• **Information provided**:

******

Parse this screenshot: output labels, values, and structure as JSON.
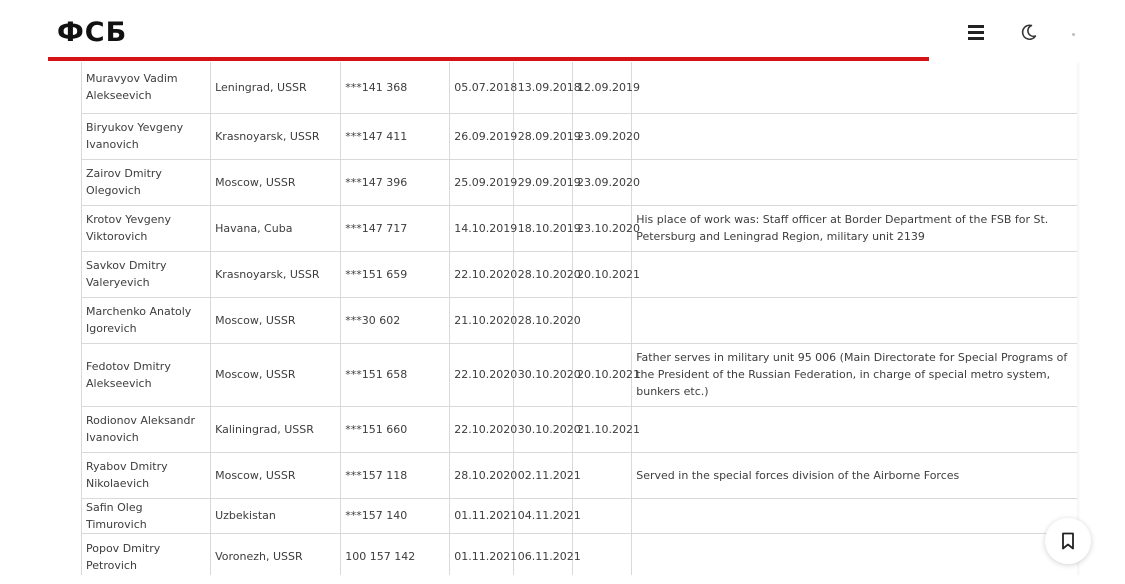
{
  "header": {
    "logo": "ФСБ",
    "menu_icon": "hamburger-menu-icon",
    "theme_icon": "moon-icon",
    "accent_color": "#d51317"
  },
  "table": {
    "rows": [
      {
        "name": "Muravyov Vadim Alekseevich",
        "place": "Leningrad, USSR",
        "number": "***141 368",
        "date1": "05.07.2018",
        "date2": "13.09.2018",
        "date3": "12.09.2019",
        "note": ""
      },
      {
        "name": "Biryukov Yevgeny Ivanovich",
        "place": "Krasnoyarsk, USSR",
        "number": "***147 411",
        "date1": "26.09.2019",
        "date2": "28.09.2019",
        "date3": "23.09.2020",
        "note": ""
      },
      {
        "name": "Zairov Dmitry Olegovich",
        "place": "Moscow, USSR",
        "number": "***147 396",
        "date1": "25.09.2019",
        "date2": "29.09.2019",
        "date3": "23.09.2020",
        "note": ""
      },
      {
        "name": "Krotov Yevgeny Viktorovich",
        "place": "Havana, Cuba",
        "number": "***147 717",
        "date1": "14.10.2019",
        "date2": "18.10.2019",
        "date3": "23.10.2020",
        "note": "His place of work was: Staff officer at Border Department of the FSB for St. Petersburg and Leningrad Region, military unit 2139"
      },
      {
        "name": "Savkov Dmitry Valeryevich",
        "place": "Krasnoyarsk, USSR",
        "number": "***151 659",
        "date1": "22.10.2020",
        "date2": "28.10.2020",
        "date3": "20.10.2021",
        "note": ""
      },
      {
        "name": "Marchenko Anatoly Igorevich",
        "place": "Moscow, USSR",
        "number": "***30 602",
        "date1": "21.10.2020",
        "date2": "28.10.2020",
        "date3": "",
        "note": ""
      },
      {
        "name": "Fedotov Dmitry Alekseevich",
        "place": "Moscow, USSR",
        "number": "***151 658",
        "date1": "22.10.2020",
        "date2": "30.10.2020",
        "date3": "20.10.2021",
        "note": "Father serves in military unit 95 006 (Main Directorate for Special Programs of the President of the Russian Federation, in charge of special metro system, bunkers etc.)"
      },
      {
        "name": "Rodionov Aleksandr Ivanovich",
        "place": "Kaliningrad, USSR",
        "number": "***151 660",
        "date1": "22.10.2020",
        "date2": "30.10.2020",
        "date3": "21.10.2021",
        "note": ""
      },
      {
        "name": "Ryabov Dmitry Nikolaevich",
        "place": "Moscow, USSR",
        "number": "***157 118",
        "date1": "28.10.2020",
        "date2": "02.11.2021",
        "date3": "",
        "note": "Served in the special forces division of the Airborne Forces"
      },
      {
        "name": "Safin Oleg Timurovich",
        "place": "Uzbekistan",
        "number": "***157 140",
        "date1": "01.11.2021",
        "date2": "04.11.2021",
        "date3": "",
        "note": ""
      },
      {
        "name": "Popov Dmitry Petrovich",
        "place": "Voronezh, USSR",
        "number": "100 157 142",
        "date1": "01.11.2021",
        "date2": "06.11.2021",
        "date3": "",
        "note": ""
      }
    ]
  },
  "bookmark_icon": "bookmark-icon"
}
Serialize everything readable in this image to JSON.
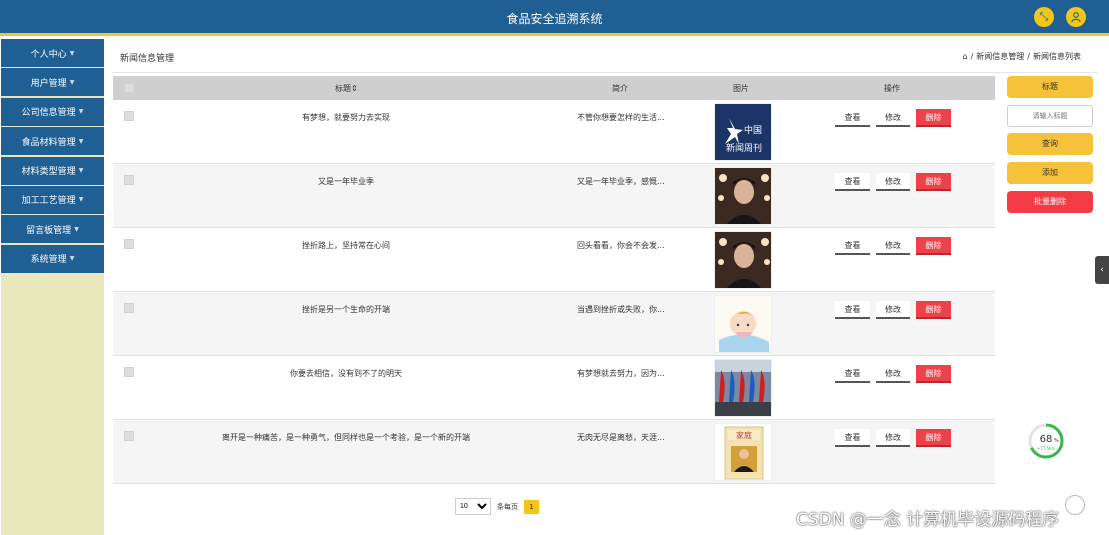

******

• **Short problem**:
Tally the lines in the entries above that hold the word "icon". Reply with nothing but that count.

• **Final result**:
3